Reading text ▸
--- Begin ---

The field of engineering is exciting and dynamic. It is also a field with many disciplines that allow you to discover and work within your unique strengths and skill sets. As an engineer, you have the opportunity to work on projects from start to finish and see the tangible results from your efforts. This aspect appeals to many people who are interested in this line of work.
5 Key Qualities and Skills for Successful Engineers
If you’re considering a career in this field, here are the skills and qualities that can help you succeed:
1. You are skilled in math.
It’s essential that you have an aptitude for math if you’re considering this career. You don’t have to be a wizard with numbers, but engineers frequently use calculations in their jobs.
2. You are a problem solver.
If you enjoy taking on a challenge, thinking of new and innovative ways of doing things, and troubleshooting technology issues, then this could be an ideal path for you. Essentially, engineering is all about solving problems–either changing something to make it more effective and efficient, or creating something that has never existed before.
3. You have a strong interest in how things work.
Many successful engineers enjoy taking things apart and putting them back together, changing equipment to be more efficient, designing products, vehicles or robots and creating apps or physical objects to solve problems. Professionals in this field are often responsible for projects from start to finish–creating designs in theory, working with them in practice and fixing them once they launch.
4. You have excellent communication and teamwork skills.
When it comes to finding effective solutions for problems, working with others can be an essential part of the process. In fact, very few engineers work in isolation. Depending on your work, you will need to be able to collaborate and communicate with colleagues, suppliers, clients and staff who are working on the same project as you.

--- End ---

Request ▸ Copy the passage on engineering careers word for word, from "3. You have" up to and including "and teamwork skills.".

Dataset extract ▸

--- Begin ---

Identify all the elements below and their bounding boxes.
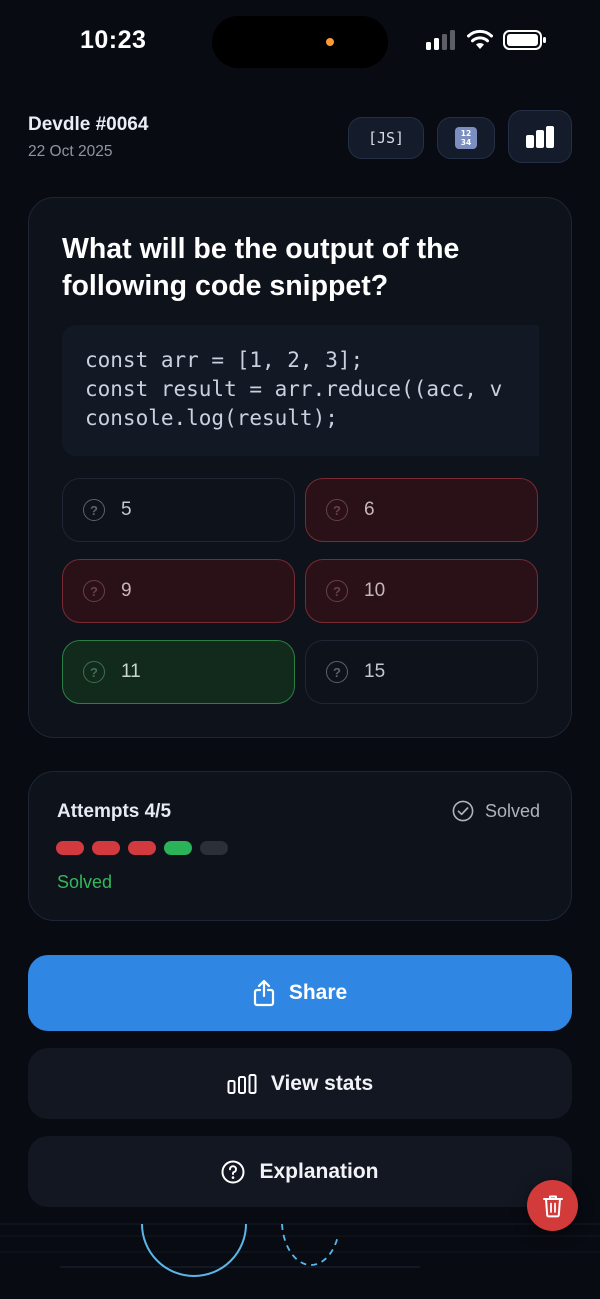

--- End ---

Solution for this problem ▸
3. You have a strong interest in how things work.
Many successful engineers enjoy taking things apart and putting them back together, changing equipment to be more efficient, designing products, vehicles or robots and creating apps or physical objects to solve problems. Professionals in this field are often responsible for projects from start to finish–creating designs in theory, working with them in practice and fixing them once they launch.
4. You have excellent communication and teamwork skills.